→ **Written instruction**: Can you print every record below exactly as written?

====== Data lines

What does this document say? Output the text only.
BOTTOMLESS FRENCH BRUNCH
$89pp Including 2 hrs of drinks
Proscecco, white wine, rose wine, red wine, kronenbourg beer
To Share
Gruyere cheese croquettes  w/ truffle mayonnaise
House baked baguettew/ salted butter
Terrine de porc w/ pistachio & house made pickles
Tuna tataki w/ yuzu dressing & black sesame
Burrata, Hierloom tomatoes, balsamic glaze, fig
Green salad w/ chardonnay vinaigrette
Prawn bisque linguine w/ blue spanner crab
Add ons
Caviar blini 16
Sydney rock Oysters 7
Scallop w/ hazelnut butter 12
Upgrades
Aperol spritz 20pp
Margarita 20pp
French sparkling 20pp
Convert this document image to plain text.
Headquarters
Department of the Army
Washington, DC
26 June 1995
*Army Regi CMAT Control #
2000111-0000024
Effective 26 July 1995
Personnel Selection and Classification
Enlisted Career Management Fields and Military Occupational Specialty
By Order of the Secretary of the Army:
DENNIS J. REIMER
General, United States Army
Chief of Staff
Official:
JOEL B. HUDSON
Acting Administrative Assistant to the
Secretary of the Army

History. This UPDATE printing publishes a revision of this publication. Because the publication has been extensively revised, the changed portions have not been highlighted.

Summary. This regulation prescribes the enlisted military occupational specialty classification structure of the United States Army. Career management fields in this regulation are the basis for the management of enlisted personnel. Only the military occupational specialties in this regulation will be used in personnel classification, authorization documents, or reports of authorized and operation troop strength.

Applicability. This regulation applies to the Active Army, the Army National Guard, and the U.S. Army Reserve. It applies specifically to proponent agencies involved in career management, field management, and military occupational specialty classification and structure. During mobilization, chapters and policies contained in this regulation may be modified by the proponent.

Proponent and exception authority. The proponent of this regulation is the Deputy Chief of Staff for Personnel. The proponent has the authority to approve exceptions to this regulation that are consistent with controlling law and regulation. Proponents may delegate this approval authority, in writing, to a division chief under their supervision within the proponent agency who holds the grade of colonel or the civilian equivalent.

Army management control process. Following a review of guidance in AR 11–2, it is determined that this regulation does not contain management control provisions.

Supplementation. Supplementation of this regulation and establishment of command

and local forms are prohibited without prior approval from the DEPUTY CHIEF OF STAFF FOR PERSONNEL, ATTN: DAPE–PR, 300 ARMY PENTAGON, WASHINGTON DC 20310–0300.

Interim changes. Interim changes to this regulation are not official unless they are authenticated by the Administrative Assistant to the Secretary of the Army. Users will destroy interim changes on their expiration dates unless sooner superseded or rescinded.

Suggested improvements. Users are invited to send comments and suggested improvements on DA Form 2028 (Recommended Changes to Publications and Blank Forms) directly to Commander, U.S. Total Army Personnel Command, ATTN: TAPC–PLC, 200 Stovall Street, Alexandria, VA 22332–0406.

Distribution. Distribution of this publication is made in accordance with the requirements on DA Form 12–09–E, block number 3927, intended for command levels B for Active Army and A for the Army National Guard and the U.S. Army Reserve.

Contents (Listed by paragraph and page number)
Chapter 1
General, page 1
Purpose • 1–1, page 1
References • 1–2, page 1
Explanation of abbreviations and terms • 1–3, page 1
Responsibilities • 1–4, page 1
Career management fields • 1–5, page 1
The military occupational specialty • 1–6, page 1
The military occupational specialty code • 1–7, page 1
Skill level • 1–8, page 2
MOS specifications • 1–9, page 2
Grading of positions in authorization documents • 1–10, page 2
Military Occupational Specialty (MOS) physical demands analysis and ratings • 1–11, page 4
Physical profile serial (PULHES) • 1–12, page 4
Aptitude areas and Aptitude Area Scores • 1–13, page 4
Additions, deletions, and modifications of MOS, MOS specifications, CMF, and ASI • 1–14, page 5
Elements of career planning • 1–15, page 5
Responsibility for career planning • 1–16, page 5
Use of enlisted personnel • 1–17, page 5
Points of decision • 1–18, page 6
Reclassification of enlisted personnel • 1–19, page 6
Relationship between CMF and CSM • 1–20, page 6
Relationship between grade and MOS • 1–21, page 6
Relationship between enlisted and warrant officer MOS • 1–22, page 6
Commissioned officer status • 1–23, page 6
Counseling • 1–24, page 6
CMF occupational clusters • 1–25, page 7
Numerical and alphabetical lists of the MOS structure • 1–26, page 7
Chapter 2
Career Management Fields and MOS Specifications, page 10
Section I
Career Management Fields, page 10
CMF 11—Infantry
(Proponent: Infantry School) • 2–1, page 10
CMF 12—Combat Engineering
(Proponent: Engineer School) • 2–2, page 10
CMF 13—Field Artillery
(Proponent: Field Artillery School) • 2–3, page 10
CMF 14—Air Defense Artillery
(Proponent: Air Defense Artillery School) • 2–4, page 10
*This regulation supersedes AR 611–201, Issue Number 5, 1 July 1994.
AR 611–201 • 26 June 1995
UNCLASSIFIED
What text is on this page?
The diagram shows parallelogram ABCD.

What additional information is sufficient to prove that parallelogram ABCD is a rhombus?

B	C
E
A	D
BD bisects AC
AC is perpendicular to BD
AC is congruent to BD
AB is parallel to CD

============

→ **Problem solution**:
What does this document say? Output the text only.
BOTTOMLESS FRENCH BRUNCH
$89pp Including 2 hrs of drinks
Proscecco, white wine, rose wine, red wine, kronenbourg beer
To Share
Gruyere cheese croquettes  w/ truffle mayonnaise
House baked baguettew/ salted butter
Terrine de porc w/ pistachio & house made pickles
Tuna tataki w/ yuzu dressing & black sesame
Burrata, Hierloom tomatoes, balsamic glaze, fig
Green salad w/ chardonnay vinaigrette
Prawn bisque linguine w/ blue spanner crab
Add ons
Caviar blini 16
Sydney rock Oysters 7
Scallop w/ hazelnut butter 12
Upgrades
Aperol spritz 20pp
Margarita 20pp
French sparkling 20pp
Convert this document image to plain text.
Headquarters
Department of the Army
Washington, DC
26 June 1995
*Army Regi CMAT Control #
2000111-0000024
Effective 26 July 1995
Personnel Selection and Classification
Enlisted Career Management Fields and Military Occupational Specialty
By Order of the Secretary of the Army:
DENNIS J. REIMER
General, United States Army
Chief of Staff
Official:
JOEL B. HUDSON
Acting Administrative Assistant to the
Secretary of the Army

History. This UPDATE printing publishes a revision of this publication. Because the publication has been extensively revised, the changed portions have not been highlighted.

Summary. This regulation prescribes the enlisted military occupational specialty classification structure of the United States Army. Career management fields in this regulation are the basis for the management of enlisted personnel. Only the military occupational specialties in this regulation will be used in personnel classification, authorization documents, or reports of authorized and operation troop strength.

Applicability. This regulation applies to the Active Army, the Army National Guard, and the U.S. Army Reserve. It applies specifically to proponent agencies involved in career management, field management, and military occupational specialty classification and structure. During mobilization, chapters and policies contained in this regulation may be modified by the proponent.

Proponent and exception authority. The proponent of this regulation is the Deputy Chief of Staff for Personnel. The proponent has the authority to approve exceptions to this regulation that are consistent with controlling law and regulation. Proponents may delegate this approval authority, in writing, to a division chief under their supervision within the proponent agency who holds the grade of colonel or the civilian equivalent.

Army management control process. Following a review of guidance in AR 11–2, it is determined that this regulation does not contain management control provisions.

Supplementation. Supplementation of this regulation and establishment of command

and local forms are prohibited without prior approval from the DEPUTY CHIEF OF STAFF FOR PERSONNEL, ATTN: DAPE–PR, 300 ARMY PENTAGON, WASHINGTON DC 20310–0300.

Interim changes. Interim changes to this regulation are not official unless they are authenticated by the Administrative Assistant to the Secretary of the Army. Users will destroy interim changes on their expiration dates unless sooner superseded or rescinded.

Suggested improvements. Users are invited to send comments and suggested improvements on DA Form 2028 (Recommended Changes to Publications and Blank Forms) directly to Commander, U.S. Total Army Personnel Command, ATTN: TAPC–PLC, 200 Stovall Street, Alexandria, VA 22332–0406.

Distribution. Distribution of this publication is made in accordance with the requirements on DA Form 12–09–E, block number 3927, intended for command levels B for Active Army and A for the Army National Guard and the U.S. Army Reserve.

Contents (Listed by paragraph and page number)
Chapter 1
General, page 1
Purpose • 1–1, page 1
References • 1–2, page 1
Explanation of abbreviations and terms • 1–3, page 1
Responsibilities • 1–4, page 1
Career management fields • 1–5, page 1
The military occupational specialty • 1–6, page 1
The military occupational specialty code • 1–7, page 1
Skill level • 1–8, page 2
MOS specifications • 1–9, page 2
Grading of positions in authorization documents • 1–10, page 2
Military Occupational Specialty (MOS) physical demands analysis and ratings • 1–11, page 4
Physical profile serial (PULHES) • 1–12, page 4
Aptitude areas and Aptitude Area Scores • 1–13, page 4
Additions, deletions, and modifications of MOS, MOS specifications, CMF, and ASI • 1–14, page 5
Elements of career planning • 1–15, page 5
Responsibility for career planning • 1–16, page 5
Use of enlisted personnel • 1–17, page 5
Points of decision • 1–18, page 6
Reclassification of enlisted personnel • 1–19, page 6
Relationship between CMF and CSM • 1–20, page 6
Relationship between grade and MOS • 1–21, page 6
Relationship between enlisted and warrant officer MOS • 1–22, page 6
Commissioned officer status • 1–23, page 6
Counseling • 1–24, page 6
CMF occupational clusters • 1–25, page 7
Numerical and alphabetical lists of the MOS structure • 1–26, page 7
Chapter 2
Career Management Fields and MOS Specifications, page 10
Section I
Career Management Fields, page 10
CMF 11—Infantry
(Proponent: Infantry School) • 2–1, page 10
CMF 12—Combat Engineering
(Proponent: Engineer School) • 2–2, page 10
CMF 13—Field Artillery
(Proponent: Field Artillery School) • 2–3, page 10
CMF 14—Air Defense Artillery
(Proponent: Air Defense Artillery School) • 2–4, page 10
*This regulation supersedes AR 611–201, Issue Number 5, 1 July 1994.
AR 611–201 • 26 June 1995
UNCLASSIFIED
What text is on this page?
The diagram shows parallelogram ABCD.

What additional information is sufficient to prove that parallelogram ABCD is a rhombus?

B	C
E
A	D
BD bisects AC
AC is perpendicular to BD
AC is congruent to BD
AB is parallel to CD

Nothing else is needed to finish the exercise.